Available records:
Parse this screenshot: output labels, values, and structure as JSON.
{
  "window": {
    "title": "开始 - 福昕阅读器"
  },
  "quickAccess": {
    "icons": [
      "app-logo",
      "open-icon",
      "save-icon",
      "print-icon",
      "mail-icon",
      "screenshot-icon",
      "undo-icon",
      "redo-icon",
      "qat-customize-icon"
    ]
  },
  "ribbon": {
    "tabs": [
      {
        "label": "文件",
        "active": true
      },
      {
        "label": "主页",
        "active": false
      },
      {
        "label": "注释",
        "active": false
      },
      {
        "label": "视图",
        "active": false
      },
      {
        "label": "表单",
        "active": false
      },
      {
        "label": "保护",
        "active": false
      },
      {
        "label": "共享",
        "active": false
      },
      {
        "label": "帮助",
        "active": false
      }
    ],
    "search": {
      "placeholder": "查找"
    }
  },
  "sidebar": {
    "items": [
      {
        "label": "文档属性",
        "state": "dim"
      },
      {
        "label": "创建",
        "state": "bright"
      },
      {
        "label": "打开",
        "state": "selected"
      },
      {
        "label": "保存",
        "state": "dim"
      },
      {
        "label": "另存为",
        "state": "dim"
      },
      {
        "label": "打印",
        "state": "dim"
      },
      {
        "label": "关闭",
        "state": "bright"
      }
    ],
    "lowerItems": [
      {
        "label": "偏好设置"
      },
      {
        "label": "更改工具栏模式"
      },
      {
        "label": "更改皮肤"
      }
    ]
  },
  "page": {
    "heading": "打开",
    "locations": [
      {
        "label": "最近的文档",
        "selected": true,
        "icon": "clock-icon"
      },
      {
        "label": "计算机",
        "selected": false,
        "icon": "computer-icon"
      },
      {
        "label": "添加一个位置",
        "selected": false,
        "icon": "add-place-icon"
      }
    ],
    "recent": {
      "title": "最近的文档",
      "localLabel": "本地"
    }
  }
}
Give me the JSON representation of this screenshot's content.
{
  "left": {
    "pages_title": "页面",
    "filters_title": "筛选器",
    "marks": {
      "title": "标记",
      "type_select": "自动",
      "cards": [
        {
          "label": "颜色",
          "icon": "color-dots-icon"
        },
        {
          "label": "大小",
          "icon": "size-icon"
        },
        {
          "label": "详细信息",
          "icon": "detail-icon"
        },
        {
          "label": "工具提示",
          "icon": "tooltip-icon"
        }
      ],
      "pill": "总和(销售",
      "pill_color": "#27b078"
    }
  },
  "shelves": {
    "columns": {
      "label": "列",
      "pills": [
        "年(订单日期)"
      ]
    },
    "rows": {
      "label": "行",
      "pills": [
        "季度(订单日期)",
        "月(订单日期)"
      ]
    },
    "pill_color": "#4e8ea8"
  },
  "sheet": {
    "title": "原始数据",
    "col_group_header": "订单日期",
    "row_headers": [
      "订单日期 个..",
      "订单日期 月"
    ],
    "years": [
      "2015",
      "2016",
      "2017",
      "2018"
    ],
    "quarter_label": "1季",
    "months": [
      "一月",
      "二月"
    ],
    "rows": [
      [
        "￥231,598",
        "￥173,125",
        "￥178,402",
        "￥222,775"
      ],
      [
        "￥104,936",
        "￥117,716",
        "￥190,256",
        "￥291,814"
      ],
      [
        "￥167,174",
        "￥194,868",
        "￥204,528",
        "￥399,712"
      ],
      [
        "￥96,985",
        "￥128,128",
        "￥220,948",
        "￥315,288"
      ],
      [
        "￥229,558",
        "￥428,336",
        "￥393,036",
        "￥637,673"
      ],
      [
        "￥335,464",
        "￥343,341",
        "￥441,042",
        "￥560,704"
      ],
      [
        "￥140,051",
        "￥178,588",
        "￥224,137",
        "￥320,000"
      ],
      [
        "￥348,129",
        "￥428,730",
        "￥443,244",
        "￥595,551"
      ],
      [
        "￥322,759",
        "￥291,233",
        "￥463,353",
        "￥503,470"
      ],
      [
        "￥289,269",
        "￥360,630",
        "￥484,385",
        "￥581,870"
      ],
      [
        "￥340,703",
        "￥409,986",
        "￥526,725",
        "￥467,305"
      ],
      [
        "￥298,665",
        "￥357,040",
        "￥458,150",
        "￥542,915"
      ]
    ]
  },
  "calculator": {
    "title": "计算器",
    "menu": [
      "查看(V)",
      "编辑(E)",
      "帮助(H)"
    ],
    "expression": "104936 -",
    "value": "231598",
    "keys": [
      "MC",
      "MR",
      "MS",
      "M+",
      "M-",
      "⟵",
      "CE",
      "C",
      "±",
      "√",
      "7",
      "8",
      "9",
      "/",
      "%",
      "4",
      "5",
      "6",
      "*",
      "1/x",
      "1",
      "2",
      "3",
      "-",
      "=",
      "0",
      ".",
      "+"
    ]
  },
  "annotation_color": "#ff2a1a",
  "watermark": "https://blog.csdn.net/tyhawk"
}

Task brief: All lines that include "selected" are to be gathered and copied.

Response to this exercise:
        "state": "selected"
        "selected": true,
        "selected": false,
        "selected": false,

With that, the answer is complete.